* _Problem details_: Each line below should be reproduced without any alteration.

##### Supplied entries #####

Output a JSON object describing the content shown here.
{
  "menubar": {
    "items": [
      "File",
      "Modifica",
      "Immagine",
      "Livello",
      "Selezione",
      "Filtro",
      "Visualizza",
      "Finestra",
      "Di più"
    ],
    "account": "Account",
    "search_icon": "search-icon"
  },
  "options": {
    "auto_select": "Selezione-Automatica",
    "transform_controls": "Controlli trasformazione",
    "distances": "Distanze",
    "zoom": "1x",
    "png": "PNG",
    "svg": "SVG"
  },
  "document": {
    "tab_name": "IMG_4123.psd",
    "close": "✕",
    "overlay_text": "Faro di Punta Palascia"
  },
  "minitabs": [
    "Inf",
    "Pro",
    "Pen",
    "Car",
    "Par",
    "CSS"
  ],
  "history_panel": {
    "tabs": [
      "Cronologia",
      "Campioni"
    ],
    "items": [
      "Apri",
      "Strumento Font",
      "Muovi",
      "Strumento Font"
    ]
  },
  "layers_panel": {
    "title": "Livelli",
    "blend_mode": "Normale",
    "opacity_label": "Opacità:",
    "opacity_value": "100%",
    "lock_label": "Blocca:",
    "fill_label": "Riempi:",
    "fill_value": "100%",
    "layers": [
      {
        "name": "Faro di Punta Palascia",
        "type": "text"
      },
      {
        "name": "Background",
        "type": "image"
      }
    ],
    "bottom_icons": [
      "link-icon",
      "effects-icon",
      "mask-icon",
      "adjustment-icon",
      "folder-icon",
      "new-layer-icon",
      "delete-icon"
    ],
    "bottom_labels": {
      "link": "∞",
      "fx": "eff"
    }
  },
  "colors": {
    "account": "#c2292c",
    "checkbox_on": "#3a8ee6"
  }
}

#####

* _Response to this task_:
Output a JSON object describing the content shown here.
{
  "menubar": {
    "items": [
      "File",
      "Modifica",
      "Immagine",
      "Livello",
      "Selezione",
      "Filtro",
      "Visualizza",
      "Finestra",
      "Di più"
    ],
    "account": "Account",
    "search_icon": "search-icon"
  },
  "options": {
    "auto_select": "Selezione-Automatica",
    "transform_controls": "Controlli trasformazione",
    "distances": "Distanze",
    "zoom": "1x",
    "png": "PNG",
    "svg": "SVG"
  },
  "document": {
    "tab_name": "IMG_4123.psd",
    "close": "✕",
    "overlay_text": "Faro di Punta Palascia"
  },
  "minitabs": [
    "Inf",
    "Pro",
    "Pen",
    "Car",
    "Par",
    "CSS"
  ],
  "history_panel": {
    "tabs": [
      "Cronologia",
      "Campioni"
    ],
    "items": [
      "Apri",
      "Strumento Font",
      "Muovi",
      "Strumento Font"
    ]
  },
  "layers_panel": {
    "title": "Livelli",
    "blend_mode": "Normale",
    "opacity_label": "Opacità:",
    "opacity_value": "100%",
    "lock_label": "Blocca:",
    "fill_label": "Riempi:",
    "fill_value": "100%",
    "layers": [
      {
        "name": "Faro di Punta Palascia",
        "type": "text"
      },
      {
        "name": "Background",
        "type": "image"
      }
    ],
    "bottom_icons": [
      "link-icon",
      "effects-icon",
      "mask-icon",
      "adjustment-icon",
      "folder-icon",
      "new-layer-icon",
      "delete-icon"
    ],
    "bottom_labels": {
      "link": "∞",
      "fx": "eff"
    }
  },
  "colors": {
    "account": "#c2292c",
    "checkbox_on": "#3a8ee6"
  }
}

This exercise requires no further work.